Objective →
Spot each line that carries the word "在下一阶段的学习当中"; copy those lines.

Material for this task →
*-*-*
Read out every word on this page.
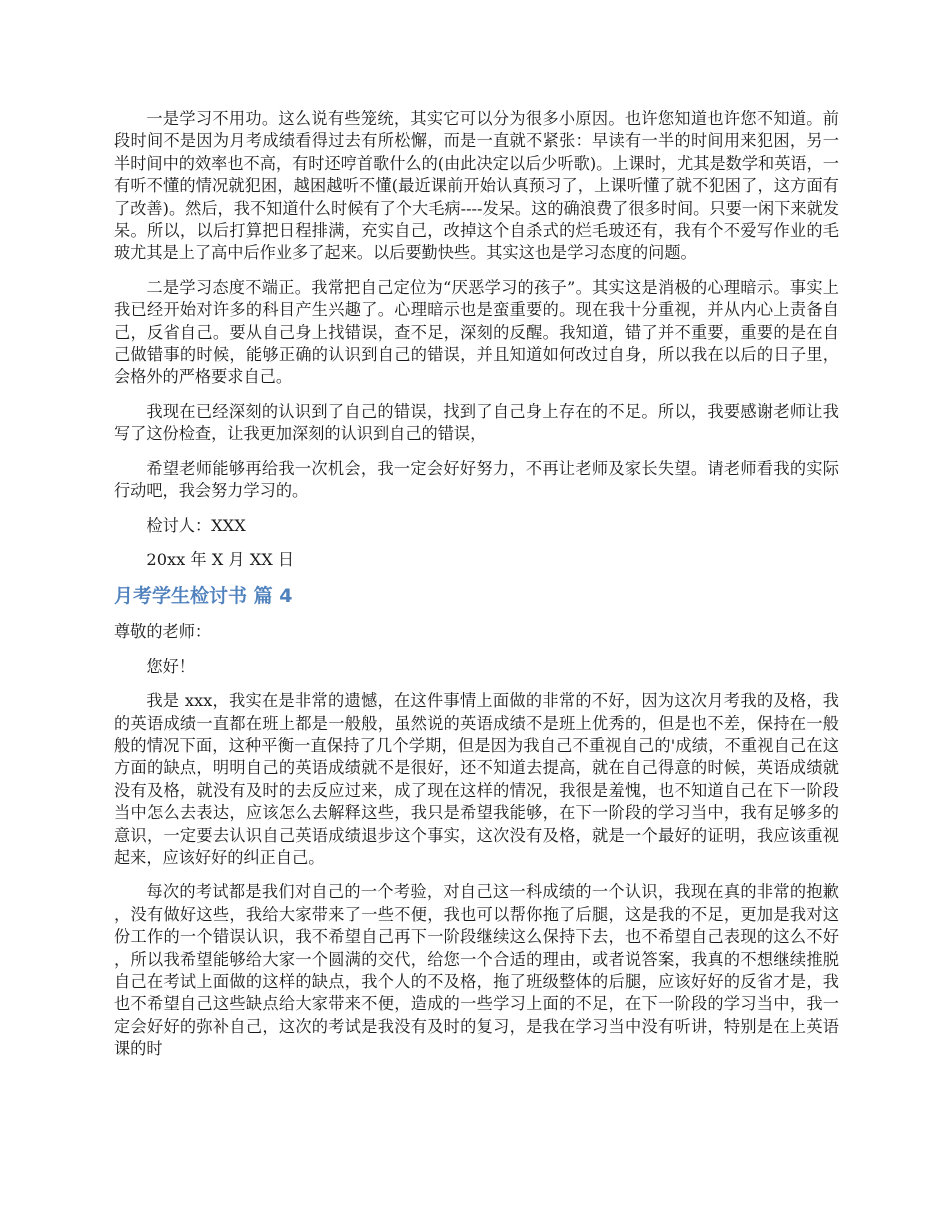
一是学习不用功。这么说有些笼统，其实它可以分为很多小原因。也许您知道也许您不知道。前段时间不是因为月考成绩看得过去有所松懈，而是一直就不紧张：早读有一半的时间用来犯困，另一半时间中的效率也不高，有时还哼首歌什么的(由此决定以后少听歌)。上课时，尤其是数学和英语，一有听不懂的情况就犯困，越困越听不懂(最近课前开始认真预习了，上课听懂了就不犯困了，这方面有了改善)。然后，我不知道什么时候有了个大毛病----发呆。这的确浪费了很多时间。只要一闲下来就发呆。所以，以后打算把日程排满，充实自己，改掉这个自杀式的烂毛玻还有，我有个不爱写作业的毛玻尤其是上了高中后作业多了起来。以后要勤快些。其实这也是学习态度的问题。

二是学习态度不端正。我常把自己定位为“厌恶学习的孩子”。其实这是消极的心理暗示。事实上我已经开始对许多的科目产生兴趣了。心理暗示也是蛮重要的。现在我十分重视，并从内心上责备自己，反省自己。要从自己身上找错误，查不足，深刻的反醒。我知道，错了并不重要，重要的是在自己做错事的时候，能够正确的认识到自己的错误，并且知道如何改过自身，所以我在以后的日子里，会格外的严格要求自己。

我现在已经深刻的认识到了自己的错误，找到了自己身上存在的不足。所以，我要感谢老师让我写了这份检查，让我更加深刻的认识到自己的错误，

希望老师能够再给我一次机会，我一定会好好努力，不再让老师及家长失望。请老师看我的实际行动吧，我会努力学习的。

检讨人：XXX

20xx 年 X 月 XX 日

月考学生检讨书 篇 4

尊敬的老师：

您好！

我是 xxx，我实在是非常的遗憾，在这件事情上面做的非常的不好，因为这次月考我的及格，我的英语成绩一直都在班上都是一般般，虽然说的英语成绩不是班上优秀的，但是也不差，保持在一般般的情况下面，这种平衡一直保持了几个学期，但是因为我自己不重视自己的'成绩，不重视自己在这方面的缺点，明明自己的英语成绩就不是很好，还不知道去提高，就在自己得意的时候，英语成绩就没有及格，就没有及时的去反应过来，成了现在这样的情况，我很是羞愧，也不知道自己在下一阶段当中怎么去表达，应该怎么去解释这些，我只是希望我能够，在下一阶段的学习当中，我有足够多的意识，一定要去认识自己英语成绩退步这个事实，这次没有及格，就是一个最好的证明，我应该重视起来，应该好好的纠正自己。

每次的考试都是我们对自己的一个考验，对自己这一科成绩的一个认识，我现在真的非常的抱歉，没有做好这些，我给大家带来了一些不便，我也可以帮你拖了后腿，这是我的不足，更加是我对这份工作的一个错误认识，我不希望自己再下一阶段继续这么保持下去，也不希望自己表现的这么不好，所以我希望能够给大家一个圆满的交代，给您一个合适的理由，或者说答案，我真的不想继续推脱自己在考试上面做的这样的缺点，我个人的不及格，拖了班级整体的后腿，应该好好的反省才是，我也不希望自己这些缺点给大家带来不便，造成的一些学习上面的不足，在下一阶段的学习当中，我一定会好好的弥补自己，这次的考试是我没有及时的复习，是我在学习当中没有听讲，特别是在上英语课的时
*-*-*
Solution to the exercise →
我是 xxx，我实在是非常的遗憾，在这件事情上面做的非常的不好，因为这次月考我的及格，我的英语成绩一直都在班上都是一般般，虽然说的英语成绩不是班上优秀的，但是也不差，保持在一般般的情况下面，这种平衡一直保持了几个学期，但是因为我自己不重视自己的'成绩，不重视自己在这方面的缺点，明明自己的英语成绩就不是很好，还不知道去提高，就在自己得意的时候，英语成绩就没有及格，就没有及时的去反应过来，成了现在这样的情况，我很是羞愧，也不知道自己在下一阶段当中怎么去表达，应该怎么去解释这些，我只是希望我能够，在下一阶段的学习当中，我有足够多的意识，一定要去认识自己英语成绩退步这个事实，这次没有及格，就是一个最好的证明，我应该重视起来，应该好好的纠正自己。
每次的考试都是我们对自己的一个考验，对自己这一科成绩的一个认识，我现在真的非常的抱歉，没有做好这些，我给大家带来了一些不便，我也可以帮你拖了后腿，这是我的不足，更加是我对这份工作的一个错误认识，我不希望自己再下一阶段继续这么保持下去，也不希望自己表现的这么不好，所以我希望能够给大家一个圆满的交代，给您一个合适的理由，或者说答案，我真的不想继续推脱自己在考试上面做的这样的缺点，我个人的不及格，拖了班级整体的后腿，应该好好的反省才是，我也不希望自己这些缺点给大家带来不便，造成的一些学习上面的不足，在下一阶段的学习当中，我一定会好好的弥补自己，这次的考试是我没有及时的复习，是我在学习当中没有听讲，特别是在上英语课的时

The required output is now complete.